Task requirements
Every line from the one that contains "Convert this document image to plain text." to the last line of the listing below should be quoted verbatim. Pictures are excluded.

Listed records
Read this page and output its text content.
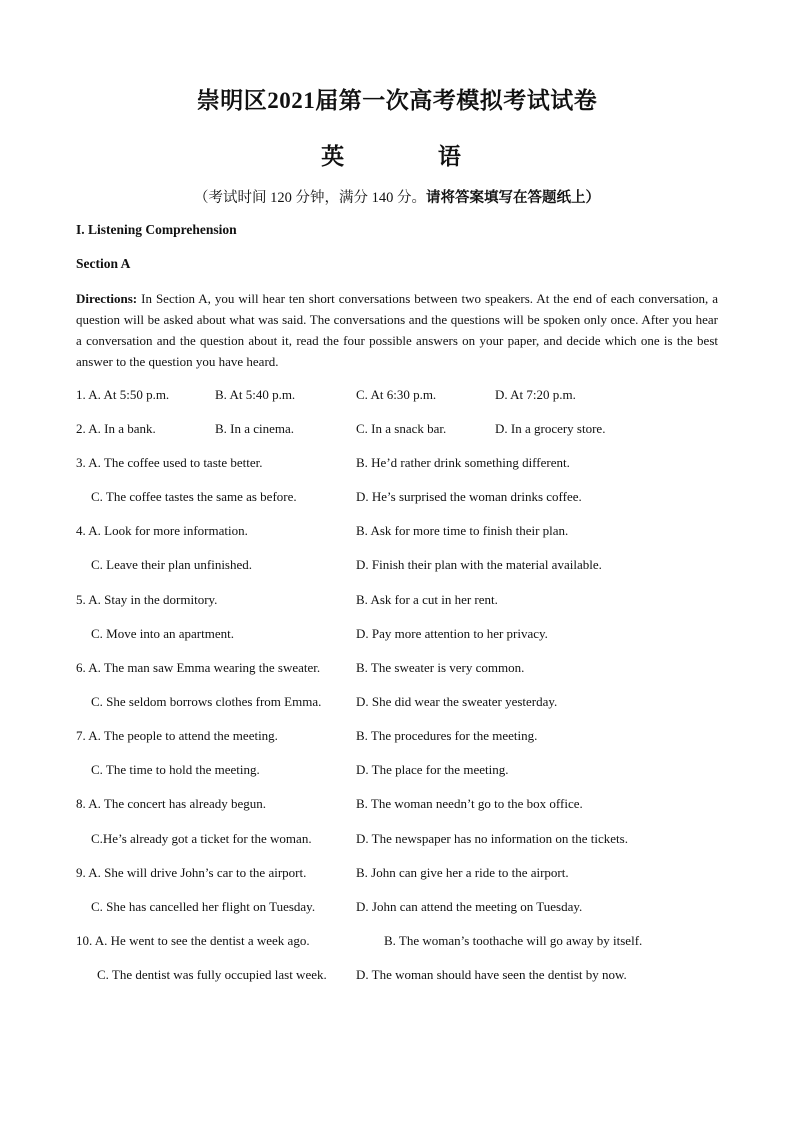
崇明区2021届第一次高考模拟考试试卷
英 语
（考试时间 120 分钟，满分 140 分。请将答案填写在答题纸上）
I. Listening Comprehension
Section A
Directions: In Section A, you will hear ten short conversations between two speakers. At the end of each conversation, a question will be asked about what was said. The conversations and the questions will be spoken only once. After you hear a conversation and the question about it, read the four possible answers on your paper, and decide which one is the best answer to the question you have heard.
1. A. At 5:50 p.m.	B. At 5:40 p.m.	C. At 6:30 p.m.	D. At 7:20 p.m.
2. A. In a bank.	B. In a cinema.	C. In a snack bar.	D. In a grocery store.
3. A. The coffee used to taste better.	B. He’d rather drink something different.
C. The coffee tastes the same as before.	D. He’s surprised the woman drinks coffee.
4. A. Look for more information.	B. Ask for more time to finish their plan.
C. Leave their plan unfinished.	D. Finish their plan with the material available.
5. A. Stay in the dormitory.	B. Ask for a cut in her rent.
C. Move into an apartment.	D. Pay more attention to her privacy.
6. A. The man saw Emma wearing the sweater.	B. The sweater is very common.
C. She seldom borrows clothes from Emma.	D. She did wear the sweater yesterday.
7. A. The people to attend the meeting.	B. The procedures for the meeting.
C. The time to hold the meeting.	D. The place for the meeting.
8. A. The concert has already begun.	B. The woman needn’t go to the box office.
C.He’s already got a ticket for the woman.	D. The newspaper has no information on the tickets.
9. A. She will drive John’s car to the airport.	B. John can give her a ride to the airport.
C. She has cancelled her flight on Tuesday.	D. John can attend the meeting on Tuesday.
10. A. He went to see the dentist a week ago.	B. The woman’s toothache will go away by itself.
C. The dentist was fully occupied last week. D. The woman should have seen the dentist by now.
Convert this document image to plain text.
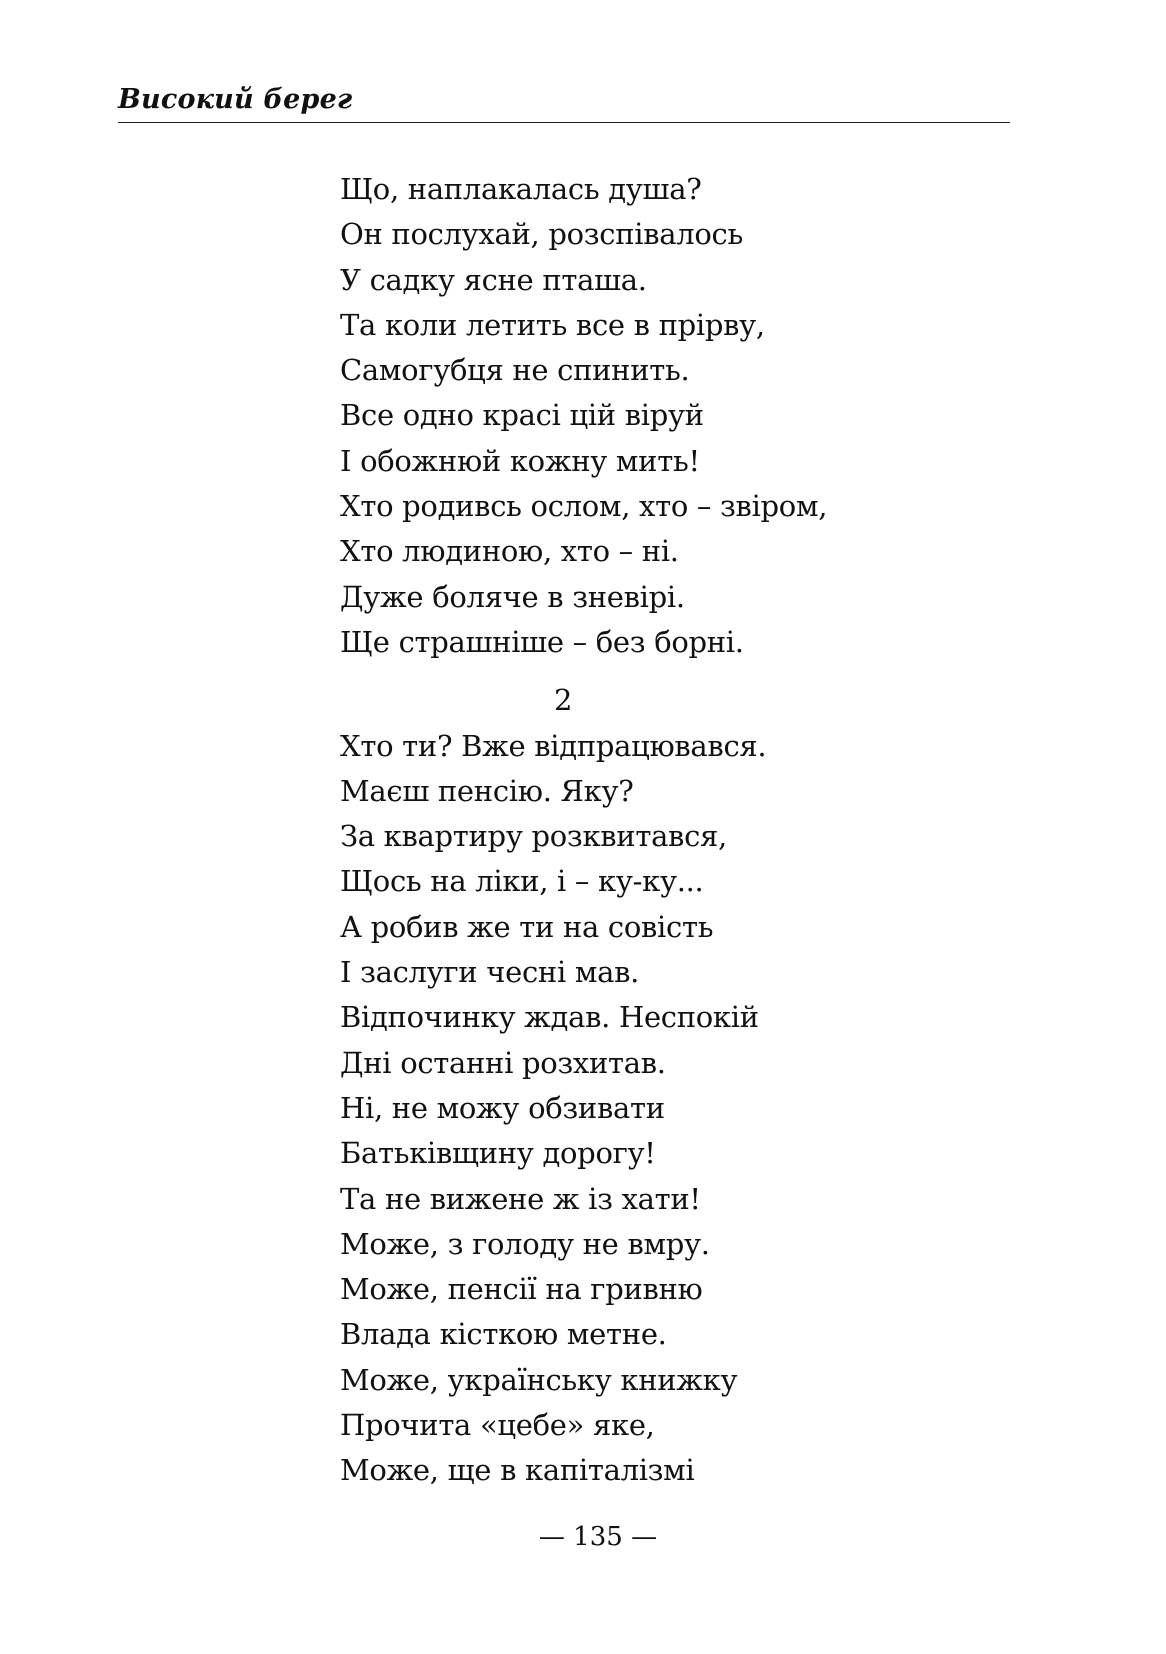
Високий берег
Що, наплакалась душа?
Он послухай, розспівалось
У садку ясне пташа.
Та коли летить все в прірву,
Самогубця не спинить.
Все одно красі цій віруй
І обожнюй кожну мить!
Хто родивсь ослом, хто – звіром,
Хто людиною, хто – ні.
Дуже боляче в зневірі.
Ще страшніше – без борні.
2
Хто ти? Вже відпрацювався.
Маєш пенсію. Яку?
За квартиру розквитався,
Щось на ліки, і – ку-ку...
А робив же ти на совість
І заслуги чесні мав.
Відпочинку ждав. Неспокій
Дні останні розхитав.
Ні, не можу обзивати
Батьківщину дорогу!
Та не вижене ж із хати!
Може, з голоду не вмру.
Може, пенсії на гривню
Влада кісткою метне.
Може, українську книжку
Прочита «цебе» яке,
Може, ще в капіталізмі
— 135 —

Task solution
Convert this document image to plain text.
Високий берег
Що, наплакалась душа?
Он послухай, розспівалось
У садку ясне пташа.
Та коли летить все в прірву,
Самогубця не спинить.
Все одно красі цій віруй
І обожнюй кожну мить!
Хто родивсь ослом, хто – звіром,
Хто людиною, хто – ні.
Дуже боляче в зневірі.
Ще страшніше – без борні.
2
Хто ти? Вже відпрацювався.
Маєш пенсію. Яку?
За квартиру розквитався,
Щось на ліки, і – ку-ку...
А робив же ти на совість
І заслуги чесні мав.
Відпочинку ждав. Неспокій
Дні останні розхитав.
Ні, не можу обзивати
Батьківщину дорогу!
Та не вижене ж із хати!
Може, з голоду не вмру.
Може, пенсії на гривню
Влада кісткою метне.
Може, українську книжку
Прочита «цебе» яке,
Може, ще в капіталізмі
— 135 —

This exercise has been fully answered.